(Recorded data)
··········

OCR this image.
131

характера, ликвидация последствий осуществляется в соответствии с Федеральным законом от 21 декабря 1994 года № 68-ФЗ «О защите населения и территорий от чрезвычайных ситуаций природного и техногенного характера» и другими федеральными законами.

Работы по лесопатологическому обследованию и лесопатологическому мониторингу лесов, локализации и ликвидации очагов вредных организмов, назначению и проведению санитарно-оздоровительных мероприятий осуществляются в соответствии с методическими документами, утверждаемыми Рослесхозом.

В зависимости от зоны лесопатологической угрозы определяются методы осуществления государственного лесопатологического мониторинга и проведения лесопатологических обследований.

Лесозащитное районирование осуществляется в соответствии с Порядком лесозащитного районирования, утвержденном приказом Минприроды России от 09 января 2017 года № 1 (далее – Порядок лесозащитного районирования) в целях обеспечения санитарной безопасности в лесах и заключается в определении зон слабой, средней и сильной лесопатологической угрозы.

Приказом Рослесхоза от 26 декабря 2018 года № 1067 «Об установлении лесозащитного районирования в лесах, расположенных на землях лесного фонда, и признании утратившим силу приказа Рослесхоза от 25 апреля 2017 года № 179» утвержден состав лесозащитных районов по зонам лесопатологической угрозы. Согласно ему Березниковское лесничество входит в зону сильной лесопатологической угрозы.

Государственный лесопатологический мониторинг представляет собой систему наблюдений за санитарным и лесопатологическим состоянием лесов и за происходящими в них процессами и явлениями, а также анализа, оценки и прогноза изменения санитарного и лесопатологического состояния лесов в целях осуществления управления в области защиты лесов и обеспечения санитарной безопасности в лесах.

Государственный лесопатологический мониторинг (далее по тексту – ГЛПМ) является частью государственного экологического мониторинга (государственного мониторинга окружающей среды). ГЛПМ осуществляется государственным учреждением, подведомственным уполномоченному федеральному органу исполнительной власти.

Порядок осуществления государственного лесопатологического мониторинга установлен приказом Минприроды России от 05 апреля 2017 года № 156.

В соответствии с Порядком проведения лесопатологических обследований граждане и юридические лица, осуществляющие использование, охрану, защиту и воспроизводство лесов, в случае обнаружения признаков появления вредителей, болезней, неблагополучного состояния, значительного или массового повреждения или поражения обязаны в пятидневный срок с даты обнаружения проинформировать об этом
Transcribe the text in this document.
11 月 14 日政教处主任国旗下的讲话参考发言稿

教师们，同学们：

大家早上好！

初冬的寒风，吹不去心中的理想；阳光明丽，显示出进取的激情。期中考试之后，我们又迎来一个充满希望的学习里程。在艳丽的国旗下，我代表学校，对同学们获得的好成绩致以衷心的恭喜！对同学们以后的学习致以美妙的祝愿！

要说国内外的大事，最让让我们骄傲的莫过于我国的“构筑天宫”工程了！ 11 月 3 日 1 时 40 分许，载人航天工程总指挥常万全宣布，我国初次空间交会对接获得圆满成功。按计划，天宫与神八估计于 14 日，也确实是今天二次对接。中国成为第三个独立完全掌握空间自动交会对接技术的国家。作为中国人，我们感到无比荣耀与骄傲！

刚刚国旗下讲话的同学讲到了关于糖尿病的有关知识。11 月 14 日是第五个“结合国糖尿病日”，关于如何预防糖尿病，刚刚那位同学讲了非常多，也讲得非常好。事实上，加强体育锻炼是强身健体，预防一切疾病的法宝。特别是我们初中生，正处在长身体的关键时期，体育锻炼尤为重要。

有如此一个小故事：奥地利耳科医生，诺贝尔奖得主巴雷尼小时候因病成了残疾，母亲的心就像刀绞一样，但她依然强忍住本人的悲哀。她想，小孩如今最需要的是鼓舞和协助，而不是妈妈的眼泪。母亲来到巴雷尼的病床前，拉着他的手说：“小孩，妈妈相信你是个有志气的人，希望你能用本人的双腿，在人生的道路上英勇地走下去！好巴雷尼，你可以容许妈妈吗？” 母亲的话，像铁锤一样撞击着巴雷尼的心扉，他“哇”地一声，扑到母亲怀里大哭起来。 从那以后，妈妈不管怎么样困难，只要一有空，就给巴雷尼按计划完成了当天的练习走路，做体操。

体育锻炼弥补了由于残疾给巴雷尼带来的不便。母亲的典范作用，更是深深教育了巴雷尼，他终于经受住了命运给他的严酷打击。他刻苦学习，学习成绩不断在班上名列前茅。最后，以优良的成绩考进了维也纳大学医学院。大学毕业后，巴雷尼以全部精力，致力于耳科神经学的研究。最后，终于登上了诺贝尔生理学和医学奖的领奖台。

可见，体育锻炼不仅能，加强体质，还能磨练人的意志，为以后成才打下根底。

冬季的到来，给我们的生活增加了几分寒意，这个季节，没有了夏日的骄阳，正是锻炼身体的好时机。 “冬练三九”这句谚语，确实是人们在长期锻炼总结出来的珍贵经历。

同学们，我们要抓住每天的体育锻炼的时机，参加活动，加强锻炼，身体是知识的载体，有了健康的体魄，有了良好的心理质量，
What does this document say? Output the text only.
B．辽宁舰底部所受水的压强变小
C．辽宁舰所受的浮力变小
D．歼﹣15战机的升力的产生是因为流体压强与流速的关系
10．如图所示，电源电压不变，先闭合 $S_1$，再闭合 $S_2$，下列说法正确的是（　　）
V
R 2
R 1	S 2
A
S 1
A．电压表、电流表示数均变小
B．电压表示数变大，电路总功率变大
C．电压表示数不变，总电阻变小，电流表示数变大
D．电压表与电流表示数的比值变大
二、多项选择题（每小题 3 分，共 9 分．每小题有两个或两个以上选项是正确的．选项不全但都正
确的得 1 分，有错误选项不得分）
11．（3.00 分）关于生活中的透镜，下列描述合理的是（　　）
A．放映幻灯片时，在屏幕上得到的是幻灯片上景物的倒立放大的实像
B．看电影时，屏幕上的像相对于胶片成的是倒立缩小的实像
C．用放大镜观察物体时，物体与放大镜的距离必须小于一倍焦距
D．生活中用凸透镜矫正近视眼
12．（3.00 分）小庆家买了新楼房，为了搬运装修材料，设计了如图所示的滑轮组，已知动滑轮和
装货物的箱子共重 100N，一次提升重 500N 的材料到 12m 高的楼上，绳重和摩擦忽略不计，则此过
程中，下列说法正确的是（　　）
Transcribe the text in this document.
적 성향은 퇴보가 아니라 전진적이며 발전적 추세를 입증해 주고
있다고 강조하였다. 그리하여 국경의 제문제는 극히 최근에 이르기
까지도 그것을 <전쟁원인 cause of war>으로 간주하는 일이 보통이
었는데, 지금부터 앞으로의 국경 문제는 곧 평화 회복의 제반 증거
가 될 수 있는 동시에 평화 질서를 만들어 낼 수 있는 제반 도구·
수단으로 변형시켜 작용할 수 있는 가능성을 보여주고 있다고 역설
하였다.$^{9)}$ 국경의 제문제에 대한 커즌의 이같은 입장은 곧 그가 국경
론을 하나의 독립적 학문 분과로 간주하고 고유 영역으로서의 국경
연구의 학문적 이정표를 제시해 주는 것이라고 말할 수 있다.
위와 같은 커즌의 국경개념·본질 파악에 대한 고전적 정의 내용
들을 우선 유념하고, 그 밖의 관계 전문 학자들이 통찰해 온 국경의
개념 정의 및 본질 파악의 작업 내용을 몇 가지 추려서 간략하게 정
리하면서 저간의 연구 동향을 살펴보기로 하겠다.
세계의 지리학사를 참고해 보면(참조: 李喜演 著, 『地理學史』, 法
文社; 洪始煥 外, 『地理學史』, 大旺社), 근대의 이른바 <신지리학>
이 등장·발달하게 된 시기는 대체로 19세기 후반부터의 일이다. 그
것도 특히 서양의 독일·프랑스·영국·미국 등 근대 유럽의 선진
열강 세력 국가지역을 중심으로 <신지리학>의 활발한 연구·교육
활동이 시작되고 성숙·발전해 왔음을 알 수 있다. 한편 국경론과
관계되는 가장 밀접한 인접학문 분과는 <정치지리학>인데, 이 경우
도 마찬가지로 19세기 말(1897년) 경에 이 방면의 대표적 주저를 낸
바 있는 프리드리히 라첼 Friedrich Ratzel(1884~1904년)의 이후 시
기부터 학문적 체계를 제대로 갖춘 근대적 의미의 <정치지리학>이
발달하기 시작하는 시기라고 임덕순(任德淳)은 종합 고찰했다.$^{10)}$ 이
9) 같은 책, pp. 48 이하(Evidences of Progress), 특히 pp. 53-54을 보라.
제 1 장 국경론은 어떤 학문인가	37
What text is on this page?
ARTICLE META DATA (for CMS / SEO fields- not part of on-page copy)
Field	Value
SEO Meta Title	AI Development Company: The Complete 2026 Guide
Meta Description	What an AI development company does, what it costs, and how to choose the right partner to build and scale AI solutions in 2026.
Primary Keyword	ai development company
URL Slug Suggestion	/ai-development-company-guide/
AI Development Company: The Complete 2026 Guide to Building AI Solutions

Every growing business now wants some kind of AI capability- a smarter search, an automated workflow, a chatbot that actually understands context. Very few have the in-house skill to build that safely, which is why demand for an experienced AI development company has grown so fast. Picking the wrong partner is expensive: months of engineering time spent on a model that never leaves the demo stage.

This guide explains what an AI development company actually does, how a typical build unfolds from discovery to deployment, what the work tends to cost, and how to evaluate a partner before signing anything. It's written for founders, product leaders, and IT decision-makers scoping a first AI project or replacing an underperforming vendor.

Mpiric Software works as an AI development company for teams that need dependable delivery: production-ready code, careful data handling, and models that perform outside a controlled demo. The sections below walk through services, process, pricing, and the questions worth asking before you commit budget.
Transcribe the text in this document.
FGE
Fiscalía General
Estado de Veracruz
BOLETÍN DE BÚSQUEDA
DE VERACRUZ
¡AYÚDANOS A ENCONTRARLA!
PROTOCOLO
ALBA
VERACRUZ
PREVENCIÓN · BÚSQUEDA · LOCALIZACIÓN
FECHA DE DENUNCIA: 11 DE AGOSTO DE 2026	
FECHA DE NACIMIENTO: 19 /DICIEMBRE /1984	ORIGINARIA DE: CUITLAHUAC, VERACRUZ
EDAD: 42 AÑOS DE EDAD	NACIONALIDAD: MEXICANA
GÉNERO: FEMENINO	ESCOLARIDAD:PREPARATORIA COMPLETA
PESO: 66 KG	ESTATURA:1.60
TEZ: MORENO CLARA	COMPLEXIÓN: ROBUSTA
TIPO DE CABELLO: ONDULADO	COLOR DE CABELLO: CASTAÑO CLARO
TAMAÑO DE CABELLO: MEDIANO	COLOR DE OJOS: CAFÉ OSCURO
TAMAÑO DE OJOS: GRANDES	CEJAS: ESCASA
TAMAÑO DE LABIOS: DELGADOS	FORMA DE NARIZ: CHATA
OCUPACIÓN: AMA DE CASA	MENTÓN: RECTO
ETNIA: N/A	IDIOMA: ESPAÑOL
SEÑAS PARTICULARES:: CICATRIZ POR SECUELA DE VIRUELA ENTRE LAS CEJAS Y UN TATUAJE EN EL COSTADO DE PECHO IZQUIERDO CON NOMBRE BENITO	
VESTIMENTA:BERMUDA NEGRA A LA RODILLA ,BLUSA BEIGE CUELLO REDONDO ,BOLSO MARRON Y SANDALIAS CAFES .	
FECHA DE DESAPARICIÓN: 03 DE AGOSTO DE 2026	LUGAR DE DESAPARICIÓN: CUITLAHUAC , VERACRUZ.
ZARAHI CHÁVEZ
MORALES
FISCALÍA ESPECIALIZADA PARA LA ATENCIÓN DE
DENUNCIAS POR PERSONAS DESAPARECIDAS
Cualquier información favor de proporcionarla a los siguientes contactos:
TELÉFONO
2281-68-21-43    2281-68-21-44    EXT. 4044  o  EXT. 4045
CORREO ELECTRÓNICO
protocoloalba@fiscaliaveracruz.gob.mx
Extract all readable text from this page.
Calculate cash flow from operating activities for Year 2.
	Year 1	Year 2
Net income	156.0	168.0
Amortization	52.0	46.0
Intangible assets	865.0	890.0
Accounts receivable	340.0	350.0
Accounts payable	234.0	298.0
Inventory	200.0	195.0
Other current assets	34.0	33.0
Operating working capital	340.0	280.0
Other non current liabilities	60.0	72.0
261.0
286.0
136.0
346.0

··········

● STATED GOAL
Say how many lines of the material contain the word "current", with no other text.

● RESPONSE TO THE TASK
2